***** Dataset rows

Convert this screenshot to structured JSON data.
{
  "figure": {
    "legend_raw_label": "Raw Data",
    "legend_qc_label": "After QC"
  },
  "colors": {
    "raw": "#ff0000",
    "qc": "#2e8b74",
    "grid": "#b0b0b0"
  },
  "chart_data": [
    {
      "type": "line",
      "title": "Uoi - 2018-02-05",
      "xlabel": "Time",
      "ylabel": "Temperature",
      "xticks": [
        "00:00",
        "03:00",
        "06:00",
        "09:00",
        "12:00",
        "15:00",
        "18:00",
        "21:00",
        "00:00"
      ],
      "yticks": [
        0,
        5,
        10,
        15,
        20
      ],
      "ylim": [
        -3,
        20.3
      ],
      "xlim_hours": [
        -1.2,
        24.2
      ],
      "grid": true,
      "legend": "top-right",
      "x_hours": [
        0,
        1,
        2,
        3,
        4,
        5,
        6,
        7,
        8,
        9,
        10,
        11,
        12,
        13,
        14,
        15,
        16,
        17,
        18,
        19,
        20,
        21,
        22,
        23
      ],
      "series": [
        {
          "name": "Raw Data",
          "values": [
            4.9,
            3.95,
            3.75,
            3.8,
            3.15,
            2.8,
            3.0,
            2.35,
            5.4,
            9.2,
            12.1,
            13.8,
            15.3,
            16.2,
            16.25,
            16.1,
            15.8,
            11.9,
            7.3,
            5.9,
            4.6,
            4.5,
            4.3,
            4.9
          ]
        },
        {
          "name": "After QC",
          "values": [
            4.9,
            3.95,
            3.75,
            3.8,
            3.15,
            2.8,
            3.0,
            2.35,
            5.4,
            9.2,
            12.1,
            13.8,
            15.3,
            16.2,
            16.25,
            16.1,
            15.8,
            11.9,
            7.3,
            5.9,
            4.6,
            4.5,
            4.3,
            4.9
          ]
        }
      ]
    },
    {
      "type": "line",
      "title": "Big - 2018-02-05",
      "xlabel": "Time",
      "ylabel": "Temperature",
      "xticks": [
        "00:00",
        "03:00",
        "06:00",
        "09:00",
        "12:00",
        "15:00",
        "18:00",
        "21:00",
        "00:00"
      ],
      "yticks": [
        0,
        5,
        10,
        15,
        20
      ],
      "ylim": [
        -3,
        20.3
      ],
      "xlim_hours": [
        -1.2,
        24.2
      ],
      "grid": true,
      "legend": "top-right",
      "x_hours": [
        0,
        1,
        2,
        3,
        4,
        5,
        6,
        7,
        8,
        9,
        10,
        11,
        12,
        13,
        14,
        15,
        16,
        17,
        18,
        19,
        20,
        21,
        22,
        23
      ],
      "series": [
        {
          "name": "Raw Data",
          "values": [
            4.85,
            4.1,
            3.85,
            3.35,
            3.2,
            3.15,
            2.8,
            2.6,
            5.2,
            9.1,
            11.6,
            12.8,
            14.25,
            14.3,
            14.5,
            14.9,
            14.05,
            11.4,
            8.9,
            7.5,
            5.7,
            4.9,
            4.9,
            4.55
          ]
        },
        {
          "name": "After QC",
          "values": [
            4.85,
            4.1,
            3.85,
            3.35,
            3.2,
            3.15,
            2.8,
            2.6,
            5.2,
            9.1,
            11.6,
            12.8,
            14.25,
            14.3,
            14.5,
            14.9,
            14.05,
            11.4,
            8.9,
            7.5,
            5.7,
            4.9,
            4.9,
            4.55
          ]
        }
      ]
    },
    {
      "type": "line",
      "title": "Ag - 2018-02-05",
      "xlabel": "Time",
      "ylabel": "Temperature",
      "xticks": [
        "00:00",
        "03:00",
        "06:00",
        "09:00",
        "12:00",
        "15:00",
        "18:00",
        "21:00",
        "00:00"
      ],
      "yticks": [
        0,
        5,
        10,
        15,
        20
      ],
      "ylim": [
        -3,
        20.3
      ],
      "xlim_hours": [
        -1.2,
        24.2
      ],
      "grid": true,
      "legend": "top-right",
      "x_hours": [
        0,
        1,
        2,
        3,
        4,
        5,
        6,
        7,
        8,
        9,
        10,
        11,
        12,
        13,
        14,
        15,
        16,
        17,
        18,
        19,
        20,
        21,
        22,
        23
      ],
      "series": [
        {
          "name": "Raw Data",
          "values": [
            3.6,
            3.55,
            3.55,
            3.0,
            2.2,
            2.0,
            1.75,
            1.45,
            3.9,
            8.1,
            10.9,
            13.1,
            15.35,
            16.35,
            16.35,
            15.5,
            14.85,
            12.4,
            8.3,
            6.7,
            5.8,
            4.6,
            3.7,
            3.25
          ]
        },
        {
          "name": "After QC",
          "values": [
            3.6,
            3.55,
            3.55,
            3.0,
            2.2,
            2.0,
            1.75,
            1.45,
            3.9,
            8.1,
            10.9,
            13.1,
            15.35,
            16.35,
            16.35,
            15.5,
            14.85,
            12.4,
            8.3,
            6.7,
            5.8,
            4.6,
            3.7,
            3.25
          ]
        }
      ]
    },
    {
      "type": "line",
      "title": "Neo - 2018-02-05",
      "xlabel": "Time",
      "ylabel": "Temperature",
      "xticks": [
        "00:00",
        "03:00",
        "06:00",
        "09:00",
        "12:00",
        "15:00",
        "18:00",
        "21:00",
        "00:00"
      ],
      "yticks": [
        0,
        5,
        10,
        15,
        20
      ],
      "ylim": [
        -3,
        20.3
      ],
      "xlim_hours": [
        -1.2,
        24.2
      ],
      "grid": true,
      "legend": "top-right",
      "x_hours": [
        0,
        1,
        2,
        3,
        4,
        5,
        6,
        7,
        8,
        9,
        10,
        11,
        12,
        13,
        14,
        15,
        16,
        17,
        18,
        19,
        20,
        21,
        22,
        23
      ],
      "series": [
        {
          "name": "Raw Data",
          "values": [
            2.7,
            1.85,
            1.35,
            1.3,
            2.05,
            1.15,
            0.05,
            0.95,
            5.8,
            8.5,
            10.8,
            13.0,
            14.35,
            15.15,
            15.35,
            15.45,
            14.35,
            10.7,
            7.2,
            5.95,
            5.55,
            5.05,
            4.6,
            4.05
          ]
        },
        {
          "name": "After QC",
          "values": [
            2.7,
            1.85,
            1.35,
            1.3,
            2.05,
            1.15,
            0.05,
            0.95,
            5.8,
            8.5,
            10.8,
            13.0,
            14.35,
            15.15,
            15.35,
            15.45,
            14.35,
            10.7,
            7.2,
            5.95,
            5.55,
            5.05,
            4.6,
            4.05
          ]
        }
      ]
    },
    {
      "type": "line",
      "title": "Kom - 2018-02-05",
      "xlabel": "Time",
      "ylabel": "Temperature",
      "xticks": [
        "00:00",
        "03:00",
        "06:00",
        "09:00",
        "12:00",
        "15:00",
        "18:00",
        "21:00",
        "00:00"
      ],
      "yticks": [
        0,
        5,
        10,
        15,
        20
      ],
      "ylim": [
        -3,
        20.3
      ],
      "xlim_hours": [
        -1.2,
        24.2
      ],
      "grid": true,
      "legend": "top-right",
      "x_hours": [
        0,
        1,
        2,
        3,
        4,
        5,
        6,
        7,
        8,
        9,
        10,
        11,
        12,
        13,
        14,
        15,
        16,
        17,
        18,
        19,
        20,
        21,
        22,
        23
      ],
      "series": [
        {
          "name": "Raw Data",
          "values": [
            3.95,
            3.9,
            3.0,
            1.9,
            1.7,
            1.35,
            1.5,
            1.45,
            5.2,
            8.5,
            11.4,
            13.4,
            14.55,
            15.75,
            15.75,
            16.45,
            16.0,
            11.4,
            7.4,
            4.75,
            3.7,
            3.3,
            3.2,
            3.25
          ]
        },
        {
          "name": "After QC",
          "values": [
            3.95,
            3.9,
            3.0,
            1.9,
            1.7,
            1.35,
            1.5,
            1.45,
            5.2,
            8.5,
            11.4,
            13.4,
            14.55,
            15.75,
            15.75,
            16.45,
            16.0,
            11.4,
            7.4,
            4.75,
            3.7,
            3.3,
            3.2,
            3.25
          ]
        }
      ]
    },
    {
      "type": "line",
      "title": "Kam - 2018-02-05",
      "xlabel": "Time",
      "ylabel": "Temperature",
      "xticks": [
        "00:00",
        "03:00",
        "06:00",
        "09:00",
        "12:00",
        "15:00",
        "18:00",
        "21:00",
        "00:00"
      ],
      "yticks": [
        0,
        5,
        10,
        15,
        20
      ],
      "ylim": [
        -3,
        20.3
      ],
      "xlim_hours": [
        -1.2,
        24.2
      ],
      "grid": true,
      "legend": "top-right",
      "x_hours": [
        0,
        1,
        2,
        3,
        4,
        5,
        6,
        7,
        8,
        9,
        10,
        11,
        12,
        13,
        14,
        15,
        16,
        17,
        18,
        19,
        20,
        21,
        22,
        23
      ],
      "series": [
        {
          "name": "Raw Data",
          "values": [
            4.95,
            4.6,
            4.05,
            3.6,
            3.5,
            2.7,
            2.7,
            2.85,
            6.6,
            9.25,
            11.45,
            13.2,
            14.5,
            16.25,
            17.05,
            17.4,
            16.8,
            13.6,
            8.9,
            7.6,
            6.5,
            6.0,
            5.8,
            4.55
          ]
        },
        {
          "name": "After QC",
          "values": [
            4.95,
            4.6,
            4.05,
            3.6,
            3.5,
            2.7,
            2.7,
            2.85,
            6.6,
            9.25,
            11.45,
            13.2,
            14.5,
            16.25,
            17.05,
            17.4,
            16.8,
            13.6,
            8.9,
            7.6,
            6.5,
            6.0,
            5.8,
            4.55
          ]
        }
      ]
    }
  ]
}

**********

Job:
Write down every line of the data above that includes the string "title".

Final result:
      "title": "Uoi - 2018-02-05",
      "title": "Big - 2018-02-05",
      "title": "Ag - 2018-02-05",
      "title": "Neo - 2018-02-05",
      "title": "Kom - 2018-02-05",
      "title": "Kam - 2018-02-05",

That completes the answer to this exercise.